=== Work to complete ===
Reproduce every row below with "coordinates" switched to "positions", changing nothing else. Leave the pictures out of the output.

=== Entries provided ===
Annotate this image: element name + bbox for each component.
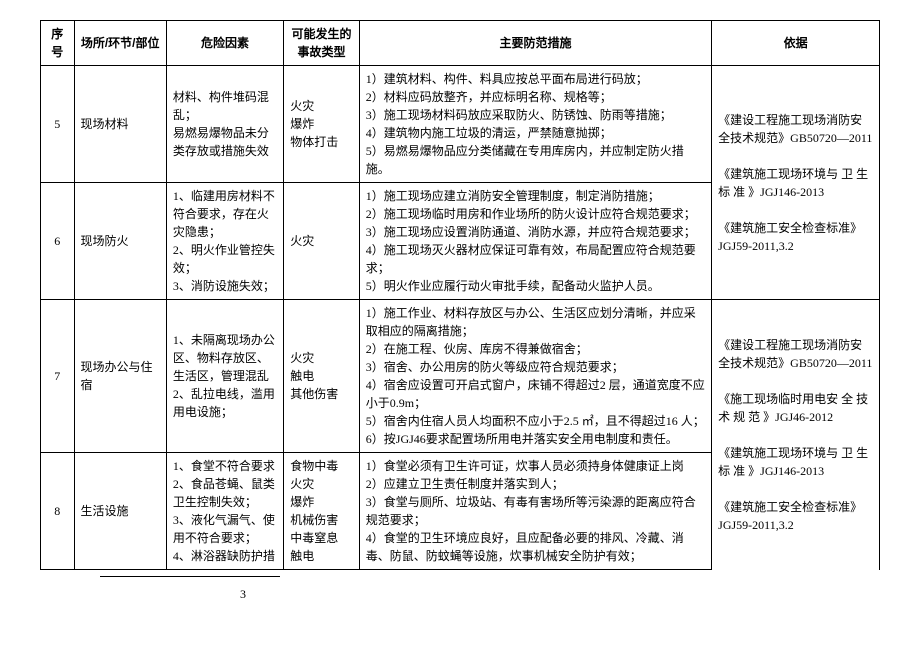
footer-divider xyxy=(100,576,280,577)
cell-seq: 7 xyxy=(41,300,75,453)
cell-acc: 火灾爆炸物体打击 xyxy=(284,66,360,183)
header-loc: 场所/环节/部位 xyxy=(74,21,166,66)
risk-table: 序号 场所/环节/部位 危险因素 可能发生的事故类型 主要防范措施 依据 5 现… xyxy=(40,20,880,570)
cell-acc: 火灾 xyxy=(284,183,360,300)
cell-risk: 材料、构件堆码混乱；易燃易爆物品未分类存放或措施失效 xyxy=(166,66,283,183)
cell-basis: 《建设工程施工现场消防安全技术规范》GB50720—2011《施工现场临时用电安… xyxy=(712,300,880,570)
cell-loc: 现场办公与住宿 xyxy=(74,300,166,453)
cell-measure: 1）施工现场应建立消防安全管理制度，制定消防措施；2）施工现场临时用房和作业场所… xyxy=(359,183,711,300)
cell-loc: 现场防火 xyxy=(74,183,166,300)
cell-measure: 1）施工作业、材料存放区与办公、生活区应划分清晰，并应采取相应的隔离措施；2）在… xyxy=(359,300,711,453)
cell-measure: 1）建筑材料、构件、料具应按总平面布局进行码放；2）材料应码放整齐，并应标明名称… xyxy=(359,66,711,183)
cell-loc: 现场材料 xyxy=(74,66,166,183)
header-risk: 危险因素 xyxy=(166,21,283,66)
header-seq: 序号 xyxy=(41,21,75,66)
table-row: 5 现场材料 材料、构件堆码混乱；易燃易爆物品未分类存放或措施失效 火灾爆炸物体… xyxy=(41,66,880,183)
cell-risk: 1、未隔离现场办公区、物料存放区、生活区，管理混乱2、乱拉电线，滥用用电设施； xyxy=(166,300,283,453)
header-measure: 主要防范措施 xyxy=(359,21,711,66)
cell-seq: 8 xyxy=(41,453,75,570)
table-row: 7 现场办公与住宿 1、未隔离现场办公区、物料存放区、生活区，管理混乱2、乱拉电… xyxy=(41,300,880,453)
table-header-row: 序号 场所/环节/部位 危险因素 可能发生的事故类型 主要防范措施 依据 xyxy=(41,21,880,66)
cell-risk: 1、食堂不符合要求2、食品苍蝇、鼠类卫生控制失效；3、液化气漏气、使用不符合要求… xyxy=(166,453,283,570)
header-basis: 依据 xyxy=(712,21,880,66)
cell-acc: 火灾触电其他伤害 xyxy=(284,300,360,453)
cell-measure: 1）食堂必须有卫生许可证，炊事人员必须持身体健康证上岗2）应建立卫生责任制度并落… xyxy=(359,453,711,570)
cell-seq: 5 xyxy=(41,66,75,183)
cell-acc: 食物中毒火灾爆炸机械伤害中毒窒息触电 xyxy=(284,453,360,570)
page-number: 3 xyxy=(40,585,880,603)
cell-loc: 生活设施 xyxy=(74,453,166,570)
cell-risk: 1、临建用房材料不符合要求，存在火灾隐患；2、明火作业管控失效；3、消防设施失效… xyxy=(166,183,283,300)
cell-seq: 6 xyxy=(41,183,75,300)
header-acc: 可能发生的事故类型 xyxy=(284,21,360,66)
cell-basis: 《建设工程施工现场消防安全技术规范》GB50720—2011《建筑施工现场环境与… xyxy=(712,66,880,300)
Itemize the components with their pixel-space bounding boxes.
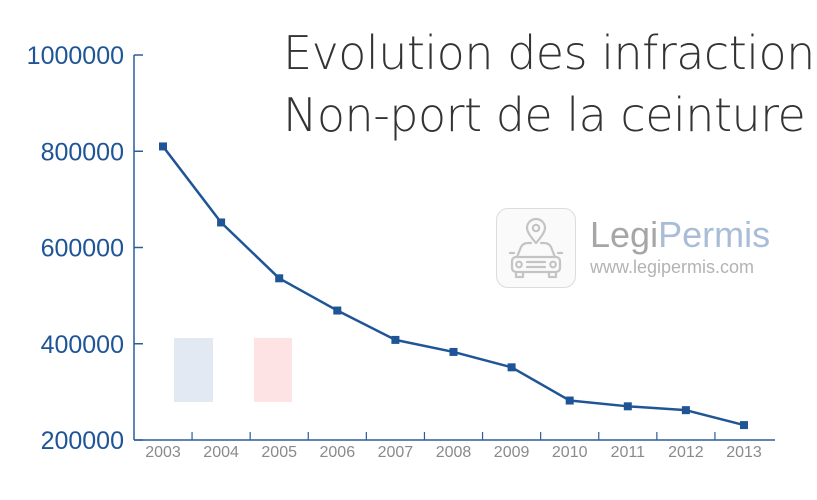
- x-axis-ticks: 2003 2004 2005 2006 2007 2008 2009 2010 2011 2012…: [145, 432, 762, 461]
- x-tick-label: 2003: [145, 444, 181, 461]
- x-tick-label: 2004: [203, 444, 239, 461]
- series-line: [162, 145, 745, 427]
- y-tick-label: 800000: [41, 138, 124, 166]
- x-tick-label: 2011: [611, 444, 646, 461]
- chart-title: Evolution des infractions: [283, 26, 817, 80]
- flag-blue-panel: [174, 338, 213, 402]
- y-axis-ticks: 200000 400000 600000 800000 1000000: [27, 42, 143, 455]
- data-point: [507, 363, 516, 372]
- brand-name: LegiPermis: [590, 214, 770, 256]
- data-point: [449, 347, 458, 356]
- flag-red-panel: [254, 338, 292, 402]
- data-point: [681, 406, 690, 415]
- data-point: [740, 421, 748, 430]
- x-tick-label: 2010: [552, 444, 588, 461]
- y-tick-label: 200000: [41, 427, 124, 455]
- data-point: [217, 218, 226, 227]
- series: [159, 142, 748, 430]
- x-tick-label: 2013: [726, 444, 762, 461]
- data-point: [623, 402, 632, 411]
- data-point: [333, 306, 342, 315]
- data-point: [391, 335, 400, 344]
- x-tick-label: 2007: [378, 444, 414, 461]
- chart-subtitle: Non-port de la ceinture: [283, 88, 806, 142]
- x-tick-label: 2012: [668, 444, 704, 461]
- y-tick-label: 400000: [41, 331, 124, 359]
- data-point: [275, 274, 284, 283]
- x-tick-label: 2009: [494, 444, 530, 461]
- data-point: [159, 142, 167, 151]
- brand-name-part2: Permis: [658, 214, 771, 255]
- brand-name-part1: Legi: [590, 214, 659, 255]
- x-tick-label: 2005: [261, 444, 297, 461]
- data-point: [565, 396, 574, 405]
- brand-url: www.legipermis.com: [590, 257, 755, 277]
- y-tick-label: 600000: [41, 235, 124, 263]
- y-tick-label: 1000000: [27, 42, 124, 70]
- x-tick-label: 2008: [436, 444, 472, 461]
- x-tick-label: 2006: [320, 444, 356, 461]
- car-pin-icon: [496, 208, 576, 288]
- french-flag-decoration: [174, 338, 292, 402]
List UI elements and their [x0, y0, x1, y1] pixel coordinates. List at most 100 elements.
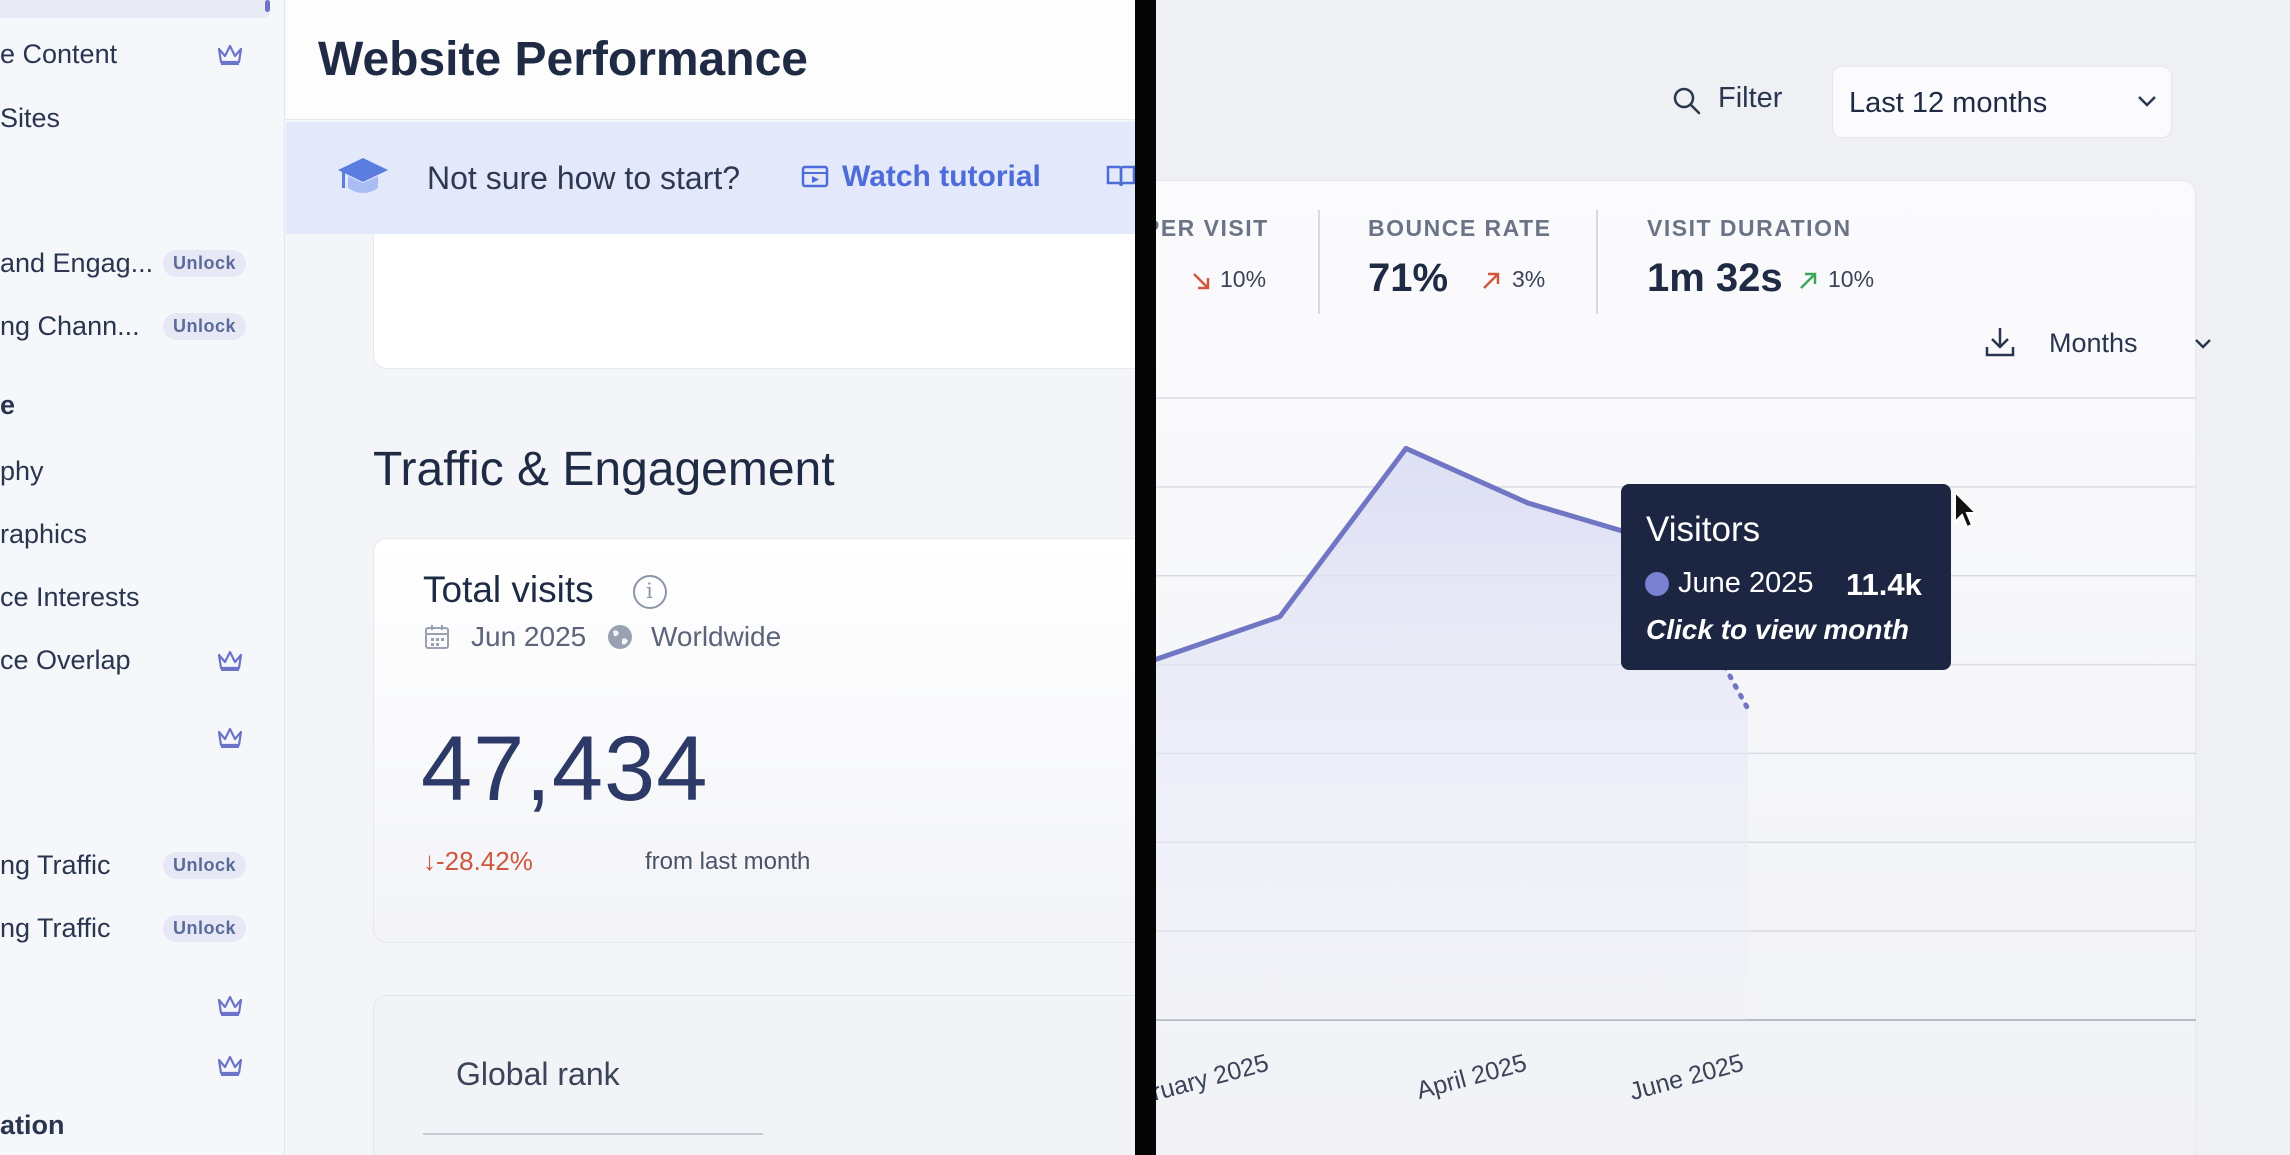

=== Correct response ===
Annotate this image: element name + bbox for each component.
footer-divider xyxy=(100,576,280,577)
cell-seq: 7 xyxy=(41,300,75,453)
cell-acc: 火灾爆炸物体打击 xyxy=(284,66,360,183)
header-loc: 场所/环节/部位 xyxy=(74,21,166,66)
risk-table: 序号 场所/环节/部位 危险因素 可能发生的事故类型 主要防范措施 依据 5 现… xyxy=(40,20,880,570)
cell-acc: 火灾 xyxy=(284,183,360,300)
cell-risk: 材料、构件堆码混乱；易燃易爆物品未分类存放或措施失效 xyxy=(166,66,283,183)
cell-basis: 《建设工程施工现场消防安全技术规范》GB50720—2011《施工现场临时用电安… xyxy=(712,300,880,570)
cell-loc: 现场办公与住宿 xyxy=(74,300,166,453)
cell-measure: 1）施工现场应建立消防安全管理制度，制定消防措施；2）施工现场临时用房和作业场所… xyxy=(359,183,711,300)
cell-loc: 现场防火 xyxy=(74,183,166,300)
cell-measure: 1）施工作业、材料存放区与办公、生活区应划分清晰，并应采取相应的隔离措施；2）在… xyxy=(359,300,711,453)
cell-measure: 1）建筑材料、构件、料具应按总平面布局进行码放；2）材料应码放整齐，并应标明名称… xyxy=(359,66,711,183)
cell-loc: 现场材料 xyxy=(74,66,166,183)
header-risk: 危险因素 xyxy=(166,21,283,66)
header-seq: 序号 xyxy=(41,21,75,66)
table-row: 5 现场材料 材料、构件堆码混乱；易燃易爆物品未分类存放或措施失效 火灾爆炸物体… xyxy=(41,66,880,183)
cell-risk: 1、未隔离现场办公区、物料存放区、生活区，管理混乱2、乱拉电线，滥用用电设施； xyxy=(166,300,283,453)
header-measure: 主要防范措施 xyxy=(359,21,711,66)
cell-seq: 8 xyxy=(41,453,75,570)
table-row: 7 现场办公与住宿 1、未隔离现场办公区、物料存放区、生活区，管理混乱2、乱拉电… xyxy=(41,300,880,453)
table-header-row: 序号 场所/环节/部位 危险因素 可能发生的事故类型 主要防范措施 依据 xyxy=(41,21,880,66)
cell-risk: 1、食堂不符合要求2、食品苍蝇、鼠类卫生控制失效；3、液化气漏气、使用不符合要求… xyxy=(166,453,283,570)
header-basis: 依据 xyxy=(712,21,880,66)
cell-acc: 火灾触电其他伤害 xyxy=(284,300,360,453)
cell-measure: 1）食堂必须有卫生许可证，炊事人员必须持身体健康证上岗2）应建立卫生责任制度并落… xyxy=(359,453,711,570)
cell-seq: 5 xyxy=(41,66,75,183)
cell-acc: 食物中毒火灾爆炸机械伤害中毒窒息触电 xyxy=(284,453,360,570)
page-number: 3 xyxy=(40,585,880,603)
cell-loc: 生活设施 xyxy=(74,453,166,570)
cell-risk: 1、临建用房材料不符合要求，存在火灾隐患；2、明火作业管控失效；3、消防设施失效… xyxy=(166,183,283,300)
cell-seq: 6 xyxy=(41,183,75,300)
header-acc: 可能发生的事故类型 xyxy=(284,21,360,66)
cell-basis: 《建设工程施工现场消防安全技术规范》GB50720—2011《建筑施工现场环境与… xyxy=(712,66,880,300)
Itemize the components with their pixel-space bounding boxes.
- x-axis-ticks: 2003 2004 2005 2006 2007 2008 2009 2010 2011 2012…: [145, 432, 762, 461]
- x-tick-label: 2003: [145, 444, 181, 461]
- x-tick-label: 2004: [203, 444, 239, 461]
- series-line: [162, 145, 745, 427]
- y-tick-label: 800000: [41, 138, 124, 166]
- x-tick-label: 2011: [611, 444, 646, 461]
- chart-title: Evolution des infractions: [283, 26, 817, 80]
- flag-blue-panel: [174, 338, 213, 402]
- y-axis-ticks: 200000 400000 600000 800000 1000000: [27, 42, 143, 455]
- data-point: [507, 363, 516, 372]
- brand-name: LegiPermis: [590, 214, 770, 256]
- data-point: [449, 347, 458, 356]
- flag-red-panel: [254, 338, 292, 402]
- data-point: [681, 406, 690, 415]
- data-point: [740, 421, 748, 430]
- x-tick-label: 2010: [552, 444, 588, 461]
- y-tick-label: 200000: [41, 427, 124, 455]
- data-point: [217, 218, 226, 227]
- series: [159, 142, 748, 430]
- x-tick-label: 2013: [726, 444, 762, 461]
- data-point: [623, 402, 632, 411]
- data-point: [333, 306, 342, 315]
- data-point: [391, 335, 400, 344]
- x-tick-label: 2007: [378, 444, 414, 461]
- chart-subtitle: Non-port de la ceinture: [283, 88, 806, 142]
- x-tick-label: 2012: [668, 444, 704, 461]
- y-tick-label: 400000: [41, 331, 124, 359]
- data-point: [275, 274, 284, 283]
- x-tick-label: 2009: [494, 444, 530, 461]
- data-point: [159, 142, 167, 151]
- brand-name-part2: Permis: [658, 214, 771, 255]
- brand-name-part1: Legi: [590, 214, 659, 255]
- x-tick-label: 2005: [261, 444, 297, 461]
- data-point: [565, 396, 574, 405]
- brand-url: www.legipermis.com: [590, 257, 755, 277]
- y-tick-label: 600000: [41, 235, 124, 263]
- y-tick-label: 1000000: [27, 42, 124, 70]
- x-tick-label: 2008: [436, 444, 472, 461]
- x-tick-label: 2006: [320, 444, 356, 461]
- car-pin-icon: [496, 208, 576, 288]
- french-flag-decoration: [174, 338, 292, 402]
List UI elements and their [x0, y0, x1, y1] pixel positions. List at most 100 elements.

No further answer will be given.